*Your instructions*. Return all of the data exactly as given.

Stored data:

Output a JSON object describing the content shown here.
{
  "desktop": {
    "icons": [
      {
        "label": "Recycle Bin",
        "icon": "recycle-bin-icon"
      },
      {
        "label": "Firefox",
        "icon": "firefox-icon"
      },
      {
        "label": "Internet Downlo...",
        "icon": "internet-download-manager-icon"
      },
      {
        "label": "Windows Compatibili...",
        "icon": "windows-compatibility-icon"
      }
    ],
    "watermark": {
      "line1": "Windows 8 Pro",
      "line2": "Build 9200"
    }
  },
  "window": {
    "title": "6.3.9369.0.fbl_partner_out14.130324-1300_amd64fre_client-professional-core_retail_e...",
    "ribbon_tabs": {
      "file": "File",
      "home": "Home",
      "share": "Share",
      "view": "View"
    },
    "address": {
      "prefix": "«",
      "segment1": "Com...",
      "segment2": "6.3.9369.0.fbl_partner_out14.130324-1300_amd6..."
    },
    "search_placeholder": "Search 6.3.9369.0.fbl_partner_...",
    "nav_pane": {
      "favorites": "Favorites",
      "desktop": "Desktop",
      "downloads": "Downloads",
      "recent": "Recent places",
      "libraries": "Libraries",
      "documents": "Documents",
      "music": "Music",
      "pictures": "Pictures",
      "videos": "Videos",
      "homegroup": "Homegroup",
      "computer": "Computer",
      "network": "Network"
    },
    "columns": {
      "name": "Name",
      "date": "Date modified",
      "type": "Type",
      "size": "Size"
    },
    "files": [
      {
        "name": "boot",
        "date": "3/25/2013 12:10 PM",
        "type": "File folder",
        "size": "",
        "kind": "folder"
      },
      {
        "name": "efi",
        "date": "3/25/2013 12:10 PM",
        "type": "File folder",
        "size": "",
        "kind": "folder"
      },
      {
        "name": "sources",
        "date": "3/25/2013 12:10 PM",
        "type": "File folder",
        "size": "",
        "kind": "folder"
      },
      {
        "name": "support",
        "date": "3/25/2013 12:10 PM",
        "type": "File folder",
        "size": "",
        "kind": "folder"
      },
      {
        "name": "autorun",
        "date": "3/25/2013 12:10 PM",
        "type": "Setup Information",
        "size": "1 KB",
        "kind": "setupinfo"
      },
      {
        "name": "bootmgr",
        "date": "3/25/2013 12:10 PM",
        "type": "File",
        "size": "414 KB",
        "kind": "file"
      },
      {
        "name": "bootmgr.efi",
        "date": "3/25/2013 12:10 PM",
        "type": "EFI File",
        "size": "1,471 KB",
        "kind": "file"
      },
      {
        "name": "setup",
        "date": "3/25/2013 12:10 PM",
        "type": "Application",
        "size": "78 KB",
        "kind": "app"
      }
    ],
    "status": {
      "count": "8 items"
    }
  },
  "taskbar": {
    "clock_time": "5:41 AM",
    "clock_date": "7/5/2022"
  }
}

*Response below*.
Output a JSON object describing the content shown here.
{
  "desktop": {
    "icons": [
      {
        "label": "Recycle Bin",
        "icon": "recycle-bin-icon"
      },
      {
        "label": "Firefox",
        "icon": "firefox-icon"
      },
      {
        "label": "Internet Downlo...",
        "icon": "internet-download-manager-icon"
      },
      {
        "label": "Windows Compatibili...",
        "icon": "windows-compatibility-icon"
      }
    ],
    "watermark": {
      "line1": "Windows 8 Pro",
      "line2": "Build 9200"
    }
  },
  "window": {
    "title": "6.3.9369.0.fbl_partner_out14.130324-1300_amd64fre_client-professional-core_retail_e...",
    "ribbon_tabs": {
      "file": "File",
      "home": "Home",
      "share": "Share",
      "view": "View"
    },
    "address": {
      "prefix": "«",
      "segment1": "Com...",
      "segment2": "6.3.9369.0.fbl_partner_out14.130324-1300_amd6..."
    },
    "search_placeholder": "Search 6.3.9369.0.fbl_partner_...",
    "nav_pane": {
      "favorites": "Favorites",
      "desktop": "Desktop",
      "downloads": "Downloads",
      "recent": "Recent places",
      "libraries": "Libraries",
      "documents": "Documents",
      "music": "Music",
      "pictures": "Pictures",
      "videos": "Videos",
      "homegroup": "Homegroup",
      "computer": "Computer",
      "network": "Network"
    },
    "columns": {
      "name": "Name",
      "date": "Date modified",
      "type": "Type",
      "size": "Size"
    },
    "files": [
      {
        "name": "boot",
        "date": "3/25/2013 12:10 PM",
        "type": "File folder",
        "size": "",
        "kind": "folder"
      },
      {
        "name": "efi",
        "date": "3/25/2013 12:10 PM",
        "type": "File folder",
        "size": "",
        "kind": "folder"
      },
      {
        "name": "sources",
        "date": "3/25/2013 12:10 PM",
        "type": "File folder",
        "size": "",
        "kind": "folder"
      },
      {
        "name": "support",
        "date": "3/25/2013 12:10 PM",
        "type": "File folder",
        "size": "",
        "kind": "folder"
      },
      {
        "name": "autorun",
        "date": "3/25/2013 12:10 PM",
        "type": "Setup Information",
        "size": "1 KB",
        "kind": "setupinfo"
      },
      {
        "name": "bootmgr",
        "date": "3/25/2013 12:10 PM",
        "type": "File",
        "size": "414 KB",
        "kind": "file"
      },
      {
        "name": "bootmgr.efi",
        "date": "3/25/2013 12:10 PM",
        "type": "EFI File",
        "size": "1,471 KB",
        "kind": "file"
      },
      {
        "name": "setup",
        "date": "3/25/2013 12:10 PM",
        "type": "Application",
        "size": "78 KB",
        "kind": "app"
      }
    ],
    "status": {
      "count": "8 items"
    }
  },
  "taskbar": {
    "clock_time": "5:41 AM",
    "clock_date": "7/5/2022"
  }
}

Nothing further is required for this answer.